Prompt —
Some lines in the listing below may include the string "резервы". How many are there? Give only the number.

Exercise data —
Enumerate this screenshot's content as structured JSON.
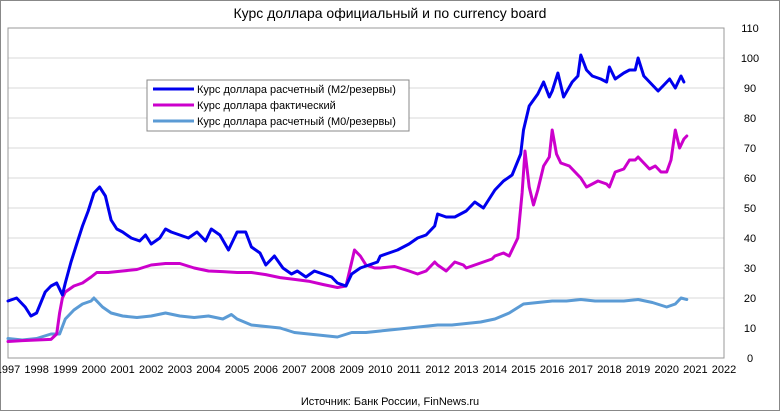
{
  "chart_data": {
    "type": "line",
    "title": "Курс доллара официальный и по currency board",
    "source": "Источник: Банк России, FinNews.ru",
    "x_ticks": [
      "1997",
      "1998",
      "1999",
      "2000",
      "2001",
      "2002",
      "2003",
      "2004",
      "2005",
      "2006",
      "2007",
      "2008",
      "2009",
      "2010",
      "2011",
      "2012",
      "2013",
      "2014",
      "2015",
      "2016",
      "2017",
      "2018",
      "2019",
      "2020",
      "2021",
      "2022"
    ],
    "xlim": [
      1997,
      2022
    ],
    "ylim": [
      0,
      110
    ],
    "y_ticks": [
      "0",
      "10",
      "20",
      "30",
      "40",
      "50",
      "60",
      "70",
      "80",
      "90",
      "100",
      "110"
    ],
    "grid": "horizontal",
    "legend_position": "upper-left",
    "series": [
      {
        "name": "Курс доллара расчетный (М2/резервы)",
        "color": "#0000ee",
        "points": [
          [
            1997.0,
            19
          ],
          [
            1997.3,
            20
          ],
          [
            1997.6,
            17
          ],
          [
            1997.8,
            14
          ],
          [
            1998.0,
            15
          ],
          [
            1998.3,
            22
          ],
          [
            1998.5,
            24
          ],
          [
            1998.7,
            25
          ],
          [
            1998.9,
            21
          ],
          [
            1999.0,
            25
          ],
          [
            1999.2,
            32
          ],
          [
            1999.4,
            38
          ],
          [
            1999.6,
            44
          ],
          [
            1999.8,
            49
          ],
          [
            2000.0,
            55
          ],
          [
            2000.2,
            57
          ],
          [
            2000.4,
            54
          ],
          [
            2000.6,
            46
          ],
          [
            2000.8,
            43
          ],
          [
            2001.0,
            42
          ],
          [
            2001.3,
            40
          ],
          [
            2001.6,
            39
          ],
          [
            2001.8,
            41
          ],
          [
            2002.0,
            38
          ],
          [
            2002.3,
            40
          ],
          [
            2002.5,
            43
          ],
          [
            2002.7,
            42
          ],
          [
            2003.0,
            41
          ],
          [
            2003.3,
            40
          ],
          [
            2003.6,
            42
          ],
          [
            2003.9,
            39
          ],
          [
            2004.1,
            43
          ],
          [
            2004.4,
            41
          ],
          [
            2004.7,
            36
          ],
          [
            2005.0,
            42
          ],
          [
            2005.3,
            42
          ],
          [
            2005.5,
            37
          ],
          [
            2005.8,
            35
          ],
          [
            2006.0,
            31
          ],
          [
            2006.3,
            34
          ],
          [
            2006.6,
            30
          ],
          [
            2006.9,
            28
          ],
          [
            2007.1,
            29
          ],
          [
            2007.4,
            27
          ],
          [
            2007.7,
            29
          ],
          [
            2008.0,
            28
          ],
          [
            2008.3,
            27
          ],
          [
            2008.5,
            25
          ],
          [
            2008.8,
            24
          ],
          [
            2009.0,
            28
          ],
          [
            2009.3,
            30
          ],
          [
            2009.6,
            31
          ],
          [
            2009.9,
            32
          ],
          [
            2010.0,
            34
          ],
          [
            2010.3,
            35
          ],
          [
            2010.6,
            36
          ],
          [
            2011.0,
            38
          ],
          [
            2011.3,
            40
          ],
          [
            2011.6,
            41
          ],
          [
            2011.9,
            44
          ],
          [
            2012.0,
            48
          ],
          [
            2012.3,
            47
          ],
          [
            2012.6,
            47
          ],
          [
            2013.0,
            49
          ],
          [
            2013.3,
            52
          ],
          [
            2013.6,
            50
          ],
          [
            2014.0,
            56
          ],
          [
            2014.3,
            59
          ],
          [
            2014.6,
            61
          ],
          [
            2014.9,
            68
          ],
          [
            2015.0,
            76
          ],
          [
            2015.2,
            84
          ],
          [
            2015.5,
            88
          ],
          [
            2015.7,
            92
          ],
          [
            2015.9,
            87
          ],
          [
            2016.0,
            89
          ],
          [
            2016.2,
            95
          ],
          [
            2016.4,
            87
          ],
          [
            2016.7,
            92
          ],
          [
            2016.9,
            94
          ],
          [
            2017.0,
            101
          ],
          [
            2017.2,
            96
          ],
          [
            2017.4,
            94
          ],
          [
            2017.7,
            93
          ],
          [
            2017.9,
            92
          ],
          [
            2018.0,
            97
          ],
          [
            2018.2,
            93
          ],
          [
            2018.5,
            95
          ],
          [
            2018.7,
            96
          ],
          [
            2018.9,
            96
          ],
          [
            2019.0,
            100
          ],
          [
            2019.2,
            94
          ],
          [
            2019.5,
            91
          ],
          [
            2019.7,
            89
          ],
          [
            2019.9,
            91
          ],
          [
            2020.1,
            93
          ],
          [
            2020.3,
            90
          ],
          [
            2020.5,
            94
          ],
          [
            2020.6,
            92
          ]
        ]
      },
      {
        "name": "Курс доллара фактический",
        "color": "#cc00cc",
        "points": [
          [
            1997.0,
            5.5
          ],
          [
            1997.5,
            5.8
          ],
          [
            1998.0,
            6
          ],
          [
            1998.5,
            6.2
          ],
          [
            1998.7,
            8
          ],
          [
            1998.8,
            15
          ],
          [
            1998.9,
            20
          ],
          [
            1999.0,
            22
          ],
          [
            1999.3,
            24
          ],
          [
            1999.6,
            25
          ],
          [
            1999.9,
            27
          ],
          [
            2000.1,
            28.5
          ],
          [
            2000.5,
            28.5
          ],
          [
            2001.0,
            29
          ],
          [
            2001.5,
            29.5
          ],
          [
            2002.0,
            31
          ],
          [
            2002.5,
            31.5
          ],
          [
            2003.0,
            31.5
          ],
          [
            2003.5,
            30
          ],
          [
            2004.0,
            29
          ],
          [
            2004.5,
            28.8
          ],
          [
            2005.0,
            28.5
          ],
          [
            2005.5,
            28.5
          ],
          [
            2006.0,
            27.8
          ],
          [
            2006.5,
            26.8
          ],
          [
            2007.0,
            26.2
          ],
          [
            2007.5,
            25.6
          ],
          [
            2008.0,
            24.5
          ],
          [
            2008.5,
            23.5
          ],
          [
            2008.8,
            24
          ],
          [
            2009.0,
            32
          ],
          [
            2009.1,
            36
          ],
          [
            2009.3,
            34
          ],
          [
            2009.5,
            31
          ],
          [
            2009.8,
            30
          ],
          [
            2010.0,
            30
          ],
          [
            2010.5,
            30.5
          ],
          [
            2011.0,
            29
          ],
          [
            2011.3,
            28
          ],
          [
            2011.6,
            29
          ],
          [
            2011.9,
            32
          ],
          [
            2012.0,
            31
          ],
          [
            2012.3,
            29
          ],
          [
            2012.6,
            32
          ],
          [
            2012.9,
            31
          ],
          [
            2013.0,
            30
          ],
          [
            2013.3,
            31
          ],
          [
            2013.6,
            32
          ],
          [
            2013.9,
            33
          ],
          [
            2014.0,
            34
          ],
          [
            2014.3,
            35
          ],
          [
            2014.5,
            34
          ],
          [
            2014.8,
            40
          ],
          [
            2014.95,
            55
          ],
          [
            2015.05,
            69
          ],
          [
            2015.2,
            57
          ],
          [
            2015.35,
            51
          ],
          [
            2015.5,
            56
          ],
          [
            2015.7,
            64
          ],
          [
            2015.9,
            67
          ],
          [
            2016.0,
            76
          ],
          [
            2016.15,
            68
          ],
          [
            2016.3,
            65
          ],
          [
            2016.6,
            64
          ],
          [
            2016.9,
            61
          ],
          [
            2017.0,
            60
          ],
          [
            2017.2,
            57
          ],
          [
            2017.4,
            58
          ],
          [
            2017.6,
            59
          ],
          [
            2017.9,
            58
          ],
          [
            2018.0,
            57
          ],
          [
            2018.2,
            62
          ],
          [
            2018.5,
            63
          ],
          [
            2018.7,
            66
          ],
          [
            2018.9,
            66
          ],
          [
            2019.0,
            67
          ],
          [
            2019.2,
            65
          ],
          [
            2019.4,
            63
          ],
          [
            2019.6,
            64
          ],
          [
            2019.8,
            62
          ],
          [
            2020.0,
            62
          ],
          [
            2020.15,
            66
          ],
          [
            2020.3,
            76
          ],
          [
            2020.45,
            70
          ],
          [
            2020.6,
            73
          ],
          [
            2020.7,
            74
          ]
        ]
      },
      {
        "name": "Курс доллара расчетный (М0/резервы)",
        "color": "#5b9bd5",
        "points": [
          [
            1997.0,
            6.5
          ],
          [
            1997.5,
            6
          ],
          [
            1998.0,
            6.5
          ],
          [
            1998.5,
            8
          ],
          [
            1998.8,
            8
          ],
          [
            1999.0,
            13
          ],
          [
            1999.3,
            16
          ],
          [
            1999.6,
            18
          ],
          [
            1999.9,
            19
          ],
          [
            2000.0,
            20
          ],
          [
            2000.3,
            17
          ],
          [
            2000.6,
            15
          ],
          [
            2001.0,
            14
          ],
          [
            2001.5,
            13.5
          ],
          [
            2002.0,
            14
          ],
          [
            2002.5,
            15
          ],
          [
            2003.0,
            14
          ],
          [
            2003.5,
            13.5
          ],
          [
            2004.0,
            14
          ],
          [
            2004.5,
            13
          ],
          [
            2004.8,
            14.5
          ],
          [
            2005.0,
            13
          ],
          [
            2005.5,
            11
          ],
          [
            2006.0,
            10.5
          ],
          [
            2006.5,
            10
          ],
          [
            2007.0,
            8.5
          ],
          [
            2007.5,
            8
          ],
          [
            2008.0,
            7.5
          ],
          [
            2008.5,
            7
          ],
          [
            2009.0,
            8.5
          ],
          [
            2009.5,
            8.5
          ],
          [
            2010.0,
            9
          ],
          [
            2010.5,
            9.5
          ],
          [
            2011.0,
            10
          ],
          [
            2011.5,
            10.5
          ],
          [
            2012.0,
            11
          ],
          [
            2012.5,
            11
          ],
          [
            2013.0,
            11.5
          ],
          [
            2013.5,
            12
          ],
          [
            2014.0,
            13
          ],
          [
            2014.5,
            15
          ],
          [
            2015.0,
            18
          ],
          [
            2015.5,
            18.5
          ],
          [
            2016.0,
            19
          ],
          [
            2016.5,
            19
          ],
          [
            2017.0,
            19.5
          ],
          [
            2017.5,
            19
          ],
          [
            2018.0,
            19
          ],
          [
            2018.5,
            19
          ],
          [
            2019.0,
            19.5
          ],
          [
            2019.5,
            18.5
          ],
          [
            2020.0,
            17
          ],
          [
            2020.3,
            18
          ],
          [
            2020.5,
            20
          ],
          [
            2020.7,
            19.5
          ]
        ]
      }
    ]
  }
}
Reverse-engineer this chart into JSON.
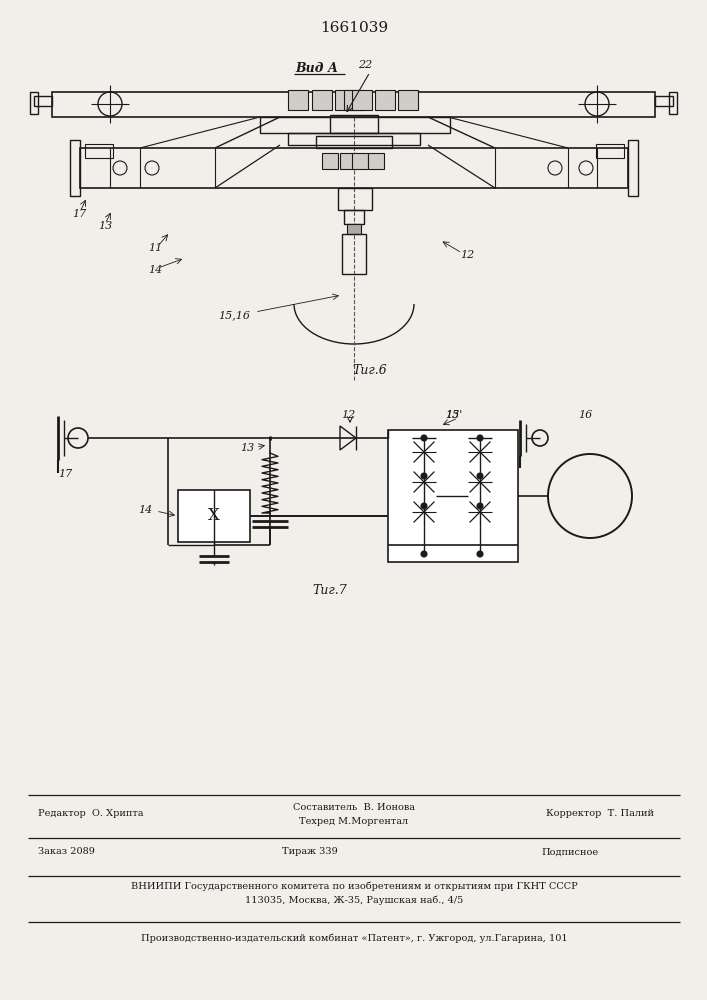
{
  "patent_number": "1661039",
  "bg_color": "#f2efea",
  "line_color": "#1a1a1a",
  "fig6_caption": "Τиг.6",
  "fig7_caption": "Τиг.7",
  "vid_a": "Вид А",
  "footer_editor": "Редактор  О. Хрипта",
  "footer_sost": "Составитель  В. Ионова",
  "footer_teh": "Техред М.Моргентал",
  "footer_corr": "Корректор  Т. Палий",
  "footer_zakaz": "Заказ 2089",
  "footer_tirazh": "Тираж 339",
  "footer_podp": "Подписное",
  "footer_vniip1": "ВНИИПИ Государственного комитета по изобретениям и открытиям при ГКНТ СССР",
  "footer_vniip2": "113035, Москва, Ж-35, Раушская наб., 4/5",
  "footer_patent": "Производственно-издательский комбинат «Патент», г. Ужгород, ул.Гагарина, 101"
}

Solution to the exercise —
2